Testo estratto.
------------------------------------------------------------------------

L’Indovinello veronese è un breve testo giocoso scritto tra l’VIII e il IX secolo da un ignoto scrivano veronese a margine di un codice latino ritrovato nel 1924 dal paleografo Luigi Schiapparelli nella Biblioteca Capitolare di Verona. È un esempio di forma intermedia tra il latino e il volgare italiano.
Perché l’Indovinello veronese è così importante?
Perché essendo scritto in una lingua intermedia tra il latino e il volgare italiano, ci mostra che la lingua italiana in realtà non è altro che un’evoluzione del latino, che si è modificato nel tempo nelle sue strutture.

Che cosa dice l’Indovinello veronese? Chi l’ha scritto? Qual è il suo significato? Scopriamolo insieme.
Il testo dell’Indovinello veronese
Se pareba boves, alba pratàlia aràba
et albo versòrio teneba, et negro sèmen seminaba.
Gratias tibi agimus omnipotens sempiterne Deus.
L’autore dell’Indovinello
L’autore di queste poche righe è un ignoto scrivano veronese che, a margine del testo classico che stava ricopiando, quasi come un passatempo per allentare la tensione del proprio lavoro, annotò il testo di un indovinello.
Si tratta di un testo in corsivo minuscolo vergato sulla parte anteriore della pergamena oggi indicata come pagina 3 del codice LXXXIX custodito nella Biblioteca Capitolare di Verona. Che la mano che lo ha scritto fosse veronese, probabilmente di un amanuense della stessa Capitolare, è attestato dalla presenza di tratti tipici del dialetto veronese (come versòrio, “aratro” e i verbi all’imperfetto indicativo in -eba invece di -aba o -ava).

------------------------------------------------------------------------

Materiale fornito.

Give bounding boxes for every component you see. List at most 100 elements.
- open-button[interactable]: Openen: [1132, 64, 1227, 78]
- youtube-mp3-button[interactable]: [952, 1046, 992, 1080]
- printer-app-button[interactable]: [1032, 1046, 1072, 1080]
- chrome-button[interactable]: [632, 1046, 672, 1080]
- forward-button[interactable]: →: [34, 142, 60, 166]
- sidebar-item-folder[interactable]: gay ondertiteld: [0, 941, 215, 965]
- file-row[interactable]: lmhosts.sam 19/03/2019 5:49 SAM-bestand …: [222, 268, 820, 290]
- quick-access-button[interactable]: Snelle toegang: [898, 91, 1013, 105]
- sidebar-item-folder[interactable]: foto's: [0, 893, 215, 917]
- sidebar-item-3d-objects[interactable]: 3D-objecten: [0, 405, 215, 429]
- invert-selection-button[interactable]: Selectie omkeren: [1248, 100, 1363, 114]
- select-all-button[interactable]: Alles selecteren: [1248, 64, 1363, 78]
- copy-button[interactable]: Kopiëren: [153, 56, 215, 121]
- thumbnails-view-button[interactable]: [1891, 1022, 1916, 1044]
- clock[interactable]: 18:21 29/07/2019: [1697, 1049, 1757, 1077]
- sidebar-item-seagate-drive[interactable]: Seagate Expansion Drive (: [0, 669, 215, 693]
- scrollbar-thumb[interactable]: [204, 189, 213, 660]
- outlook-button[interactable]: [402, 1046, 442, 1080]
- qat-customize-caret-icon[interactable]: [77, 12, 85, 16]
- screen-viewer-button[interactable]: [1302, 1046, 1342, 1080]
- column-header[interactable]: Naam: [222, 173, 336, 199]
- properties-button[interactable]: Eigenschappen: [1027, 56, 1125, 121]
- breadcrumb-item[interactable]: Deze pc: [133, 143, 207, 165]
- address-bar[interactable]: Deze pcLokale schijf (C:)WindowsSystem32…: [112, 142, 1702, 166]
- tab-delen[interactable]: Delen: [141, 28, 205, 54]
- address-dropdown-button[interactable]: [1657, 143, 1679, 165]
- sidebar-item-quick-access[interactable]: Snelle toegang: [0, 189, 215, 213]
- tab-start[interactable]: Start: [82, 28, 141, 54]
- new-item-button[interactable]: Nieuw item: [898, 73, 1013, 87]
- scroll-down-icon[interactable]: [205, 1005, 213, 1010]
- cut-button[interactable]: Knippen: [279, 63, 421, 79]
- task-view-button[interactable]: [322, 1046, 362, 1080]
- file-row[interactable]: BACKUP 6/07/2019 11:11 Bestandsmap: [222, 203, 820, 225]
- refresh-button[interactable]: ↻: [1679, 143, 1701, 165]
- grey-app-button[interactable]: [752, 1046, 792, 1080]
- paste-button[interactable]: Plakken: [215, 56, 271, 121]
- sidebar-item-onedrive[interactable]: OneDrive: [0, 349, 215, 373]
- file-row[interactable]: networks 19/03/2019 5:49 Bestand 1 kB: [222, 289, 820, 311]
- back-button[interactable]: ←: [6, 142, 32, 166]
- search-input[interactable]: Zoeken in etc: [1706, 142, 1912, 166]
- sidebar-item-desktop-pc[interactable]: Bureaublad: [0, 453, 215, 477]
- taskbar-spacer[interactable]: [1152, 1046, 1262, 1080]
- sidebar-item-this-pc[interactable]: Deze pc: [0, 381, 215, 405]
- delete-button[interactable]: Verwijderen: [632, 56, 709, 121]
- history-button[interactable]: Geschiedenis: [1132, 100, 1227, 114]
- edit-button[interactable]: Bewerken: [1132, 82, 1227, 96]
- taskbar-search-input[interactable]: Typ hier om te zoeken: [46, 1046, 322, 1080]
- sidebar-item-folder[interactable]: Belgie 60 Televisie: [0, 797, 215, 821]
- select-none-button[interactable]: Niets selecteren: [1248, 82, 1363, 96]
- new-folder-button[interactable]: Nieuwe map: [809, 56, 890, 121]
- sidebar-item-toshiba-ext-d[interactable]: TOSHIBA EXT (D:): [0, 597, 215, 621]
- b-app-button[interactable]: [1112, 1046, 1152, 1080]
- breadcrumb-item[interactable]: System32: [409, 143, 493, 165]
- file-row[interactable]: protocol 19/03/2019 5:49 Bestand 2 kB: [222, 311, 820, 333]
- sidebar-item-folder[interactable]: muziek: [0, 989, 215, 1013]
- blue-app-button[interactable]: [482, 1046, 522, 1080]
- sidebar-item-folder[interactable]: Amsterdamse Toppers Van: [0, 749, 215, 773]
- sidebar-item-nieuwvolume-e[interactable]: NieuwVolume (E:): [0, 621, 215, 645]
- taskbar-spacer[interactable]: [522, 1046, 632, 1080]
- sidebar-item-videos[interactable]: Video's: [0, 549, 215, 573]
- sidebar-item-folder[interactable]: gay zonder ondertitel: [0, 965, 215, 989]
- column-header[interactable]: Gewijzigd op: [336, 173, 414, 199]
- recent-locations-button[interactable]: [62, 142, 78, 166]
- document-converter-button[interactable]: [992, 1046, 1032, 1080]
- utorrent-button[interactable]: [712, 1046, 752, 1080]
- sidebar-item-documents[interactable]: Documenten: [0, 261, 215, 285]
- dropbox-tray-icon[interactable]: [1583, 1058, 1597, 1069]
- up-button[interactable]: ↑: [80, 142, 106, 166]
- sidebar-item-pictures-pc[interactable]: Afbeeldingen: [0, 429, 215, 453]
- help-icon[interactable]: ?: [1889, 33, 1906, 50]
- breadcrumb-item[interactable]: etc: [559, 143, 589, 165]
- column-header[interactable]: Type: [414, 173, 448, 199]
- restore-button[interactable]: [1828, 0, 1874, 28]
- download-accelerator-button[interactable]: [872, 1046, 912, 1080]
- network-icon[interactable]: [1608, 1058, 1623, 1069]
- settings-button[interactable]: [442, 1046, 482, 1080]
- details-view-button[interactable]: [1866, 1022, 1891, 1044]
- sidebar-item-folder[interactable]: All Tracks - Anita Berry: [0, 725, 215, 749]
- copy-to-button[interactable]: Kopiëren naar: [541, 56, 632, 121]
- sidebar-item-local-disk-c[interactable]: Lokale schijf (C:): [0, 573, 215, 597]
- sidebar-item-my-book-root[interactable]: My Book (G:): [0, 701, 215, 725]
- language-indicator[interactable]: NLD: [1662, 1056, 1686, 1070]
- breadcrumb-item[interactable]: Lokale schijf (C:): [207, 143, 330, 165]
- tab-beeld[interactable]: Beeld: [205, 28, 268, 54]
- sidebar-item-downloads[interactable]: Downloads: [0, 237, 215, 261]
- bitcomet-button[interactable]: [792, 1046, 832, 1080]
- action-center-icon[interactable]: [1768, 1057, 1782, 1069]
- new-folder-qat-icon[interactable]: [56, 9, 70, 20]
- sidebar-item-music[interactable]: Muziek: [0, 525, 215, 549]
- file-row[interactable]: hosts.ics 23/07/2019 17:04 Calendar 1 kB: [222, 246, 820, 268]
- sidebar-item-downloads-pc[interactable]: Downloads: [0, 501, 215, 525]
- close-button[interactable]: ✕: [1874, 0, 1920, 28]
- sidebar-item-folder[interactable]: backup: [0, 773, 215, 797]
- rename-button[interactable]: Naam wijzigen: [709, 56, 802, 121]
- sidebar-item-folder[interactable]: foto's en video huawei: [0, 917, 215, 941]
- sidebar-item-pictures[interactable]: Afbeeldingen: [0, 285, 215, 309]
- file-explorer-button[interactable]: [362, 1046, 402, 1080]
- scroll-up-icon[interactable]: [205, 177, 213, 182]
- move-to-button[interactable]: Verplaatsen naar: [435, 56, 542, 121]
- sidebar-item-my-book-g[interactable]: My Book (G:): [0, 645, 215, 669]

------------------------------------------------------------------------

Verifica la comprensione.
• a. Ricopia dal testo sull'Indovinello veronese il pezzo che comincia con le parole che contengono "Il testo dell’Indovinello" e termina con "-aba o -ava).".
• b. Rispondi a queste domande in base al testo sull'Indovinello veronese:
(i) Chi ritrovò il codice e in che anno?
(ii) Che cosa significa la parola versòrio?
(iii) In quale pagina di quale codice si trova l'indovinello?
• c. Secondo il testo sull'Indovinello veronese, perché si può dire che chi lo scrisse fosse veronese?

Soluzioni in ordine.
• a.
Il testo dell’Indovinello veronese
Se pareba boves, alba pratàlia aràba
et albo versòrio teneba, et negro sèmen seminaba.
Gratias tibi agimus omnipotens sempiterne Deus.
L’autore dell’Indovinello
L’autore di queste poche righe è un ignoto scrivano veronese che, a margine del testo classico che stava ricopiando, quasi come un passatempo per allentare la tensione del proprio lavoro, annotò il testo di un indovinello.
Si tratta di un testo in corsivo minuscolo vergato sulla parte anteriore della pergamena oggi indicata come pagina 3 del codice LXXXIX custodito nella Biblioteca Capitolare di Verona. Che la mano che lo ha scritto fosse veronese, probabilmente di un amanuense della stessa Capitolare, è attestato dalla presenza di tratti tipici del dialetto veronese (come versòrio, “aratro” e i verbi all’imperfetto indicativo in -eba invece di -aba o -ava).

• b.
(i) Il paleografo Luigi Schiapparelli, nel 1924.
(ii) "Aratro".
(iii) Nella pagina 3 del codice LXXXIX, custodito nella Biblioteca Capitolare di Verona.

• c. Nel testo ci sono tratti tipici del dialetto veronese. Per esempio c'è la parola versòrio, che vuol dire "aratro", e i verbi all'imperfetto indicativo finiscono in -eba invece che in -aba o -ava.